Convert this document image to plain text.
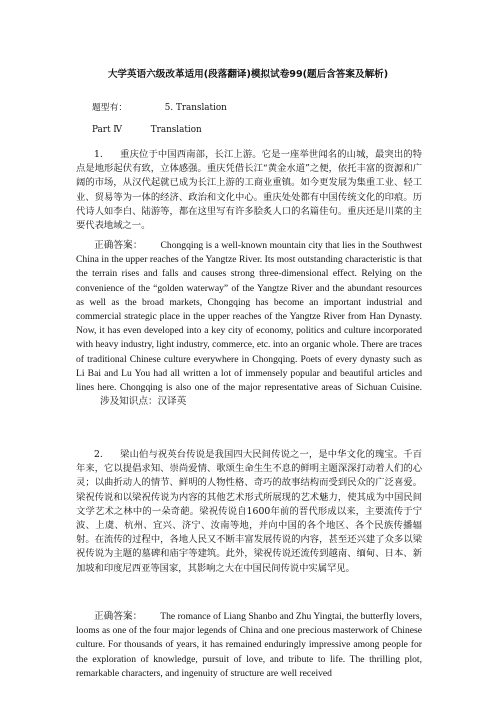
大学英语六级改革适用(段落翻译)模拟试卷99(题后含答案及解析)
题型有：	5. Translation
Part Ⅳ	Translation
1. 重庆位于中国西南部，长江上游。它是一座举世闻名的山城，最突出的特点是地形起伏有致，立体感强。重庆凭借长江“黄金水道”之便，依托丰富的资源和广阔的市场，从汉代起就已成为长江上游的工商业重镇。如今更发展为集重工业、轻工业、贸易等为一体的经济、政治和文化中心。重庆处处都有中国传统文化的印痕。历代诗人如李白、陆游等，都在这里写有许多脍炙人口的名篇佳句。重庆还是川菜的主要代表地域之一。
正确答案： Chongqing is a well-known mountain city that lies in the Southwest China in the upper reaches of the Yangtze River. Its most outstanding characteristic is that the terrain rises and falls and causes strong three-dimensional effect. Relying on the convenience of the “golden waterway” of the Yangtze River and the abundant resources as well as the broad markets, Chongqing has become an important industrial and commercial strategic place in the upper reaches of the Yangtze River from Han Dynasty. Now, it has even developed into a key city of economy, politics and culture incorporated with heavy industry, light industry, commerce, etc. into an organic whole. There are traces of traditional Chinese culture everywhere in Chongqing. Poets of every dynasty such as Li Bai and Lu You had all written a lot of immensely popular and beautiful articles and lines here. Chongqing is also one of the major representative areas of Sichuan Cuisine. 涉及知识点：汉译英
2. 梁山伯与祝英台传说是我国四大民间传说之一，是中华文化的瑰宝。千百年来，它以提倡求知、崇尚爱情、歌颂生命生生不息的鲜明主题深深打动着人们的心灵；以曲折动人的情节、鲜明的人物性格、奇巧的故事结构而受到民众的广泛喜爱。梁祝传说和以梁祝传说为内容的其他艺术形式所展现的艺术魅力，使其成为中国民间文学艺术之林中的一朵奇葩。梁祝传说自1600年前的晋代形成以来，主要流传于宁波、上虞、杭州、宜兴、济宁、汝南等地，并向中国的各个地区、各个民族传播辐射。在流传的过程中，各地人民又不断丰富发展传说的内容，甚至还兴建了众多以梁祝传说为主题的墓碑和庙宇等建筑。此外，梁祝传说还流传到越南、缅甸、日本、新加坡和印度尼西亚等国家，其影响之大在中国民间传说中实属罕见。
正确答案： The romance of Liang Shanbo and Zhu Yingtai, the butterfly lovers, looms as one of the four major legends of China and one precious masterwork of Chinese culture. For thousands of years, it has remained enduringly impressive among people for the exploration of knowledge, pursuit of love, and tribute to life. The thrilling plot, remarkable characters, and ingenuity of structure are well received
···
WHAT YOU NEED TO DO: Restate the records word for word, omitting images.

PROBLEM SOLUTION:
Convert this document image to plain text.
大学英语六级改革适用(段落翻译)模拟试卷99(题后含答案及解析)
题型有：	5. Translation
Part Ⅳ	Translation
1. 重庆位于中国西南部，长江上游。它是一座举世闻名的山城，最突出的特点是地形起伏有致，立体感强。重庆凭借长江“黄金水道”之便，依托丰富的资源和广阔的市场，从汉代起就已成为长江上游的工商业重镇。如今更发展为集重工业、轻工业、贸易等为一体的经济、政治和文化中心。重庆处处都有中国传统文化的印痕。历代诗人如李白、陆游等，都在这里写有许多脍炙人口的名篇佳句。重庆还是川菜的主要代表地域之一。
正确答案： Chongqing is a well-known mountain city that lies in the Southwest China in the upper reaches of the Yangtze River. Its most outstanding characteristic is that the terrain rises and falls and causes strong three-dimensional effect. Relying on the convenience of the “golden waterway” of the Yangtze River and the abundant resources as well as the broad markets, Chongqing has become an important industrial and commercial strategic place in the upper reaches of the Yangtze River from Han Dynasty. Now, it has even developed into a key city of economy, politics and culture incorporated with heavy industry, light industry, commerce, etc. into an organic whole. There are traces of traditional Chinese culture everywhere in Chongqing. Poets of every dynasty such as Li Bai and Lu You had all written a lot of immensely popular and beautiful articles and lines here. Chongqing is also one of the major representative areas of Sichuan Cuisine. 涉及知识点：汉译英
2. 梁山伯与祝英台传说是我国四大民间传说之一，是中华文化的瑰宝。千百年来，它以提倡求知、崇尚爱情、歌颂生命生生不息的鲜明主题深深打动着人们的心灵；以曲折动人的情节、鲜明的人物性格、奇巧的故事结构而受到民众的广泛喜爱。梁祝传说和以梁祝传说为内容的其他艺术形式所展现的艺术魅力，使其成为中国民间文学艺术之林中的一朵奇葩。梁祝传说自1600年前的晋代形成以来，主要流传于宁波、上虞、杭州、宜兴、济宁、汝南等地，并向中国的各个地区、各个民族传播辐射。在流传的过程中，各地人民又不断丰富发展传说的内容，甚至还兴建了众多以梁祝传说为主题的墓碑和庙宇等建筑。此外，梁祝传说还流传到越南、缅甸、日本、新加坡和印度尼西亚等国家，其影响之大在中国民间传说中实属罕见。
正确答案： The romance of Liang Shanbo and Zhu Yingtai, the butterfly lovers, looms as one of the four major legends of China and one precious masterwork of Chinese culture. For thousands of years, it has remained enduringly impressive among people for the exploration of knowledge, pursuit of love, and tribute to life. The thrilling plot, remarkable characters, and ingenuity of structure are well received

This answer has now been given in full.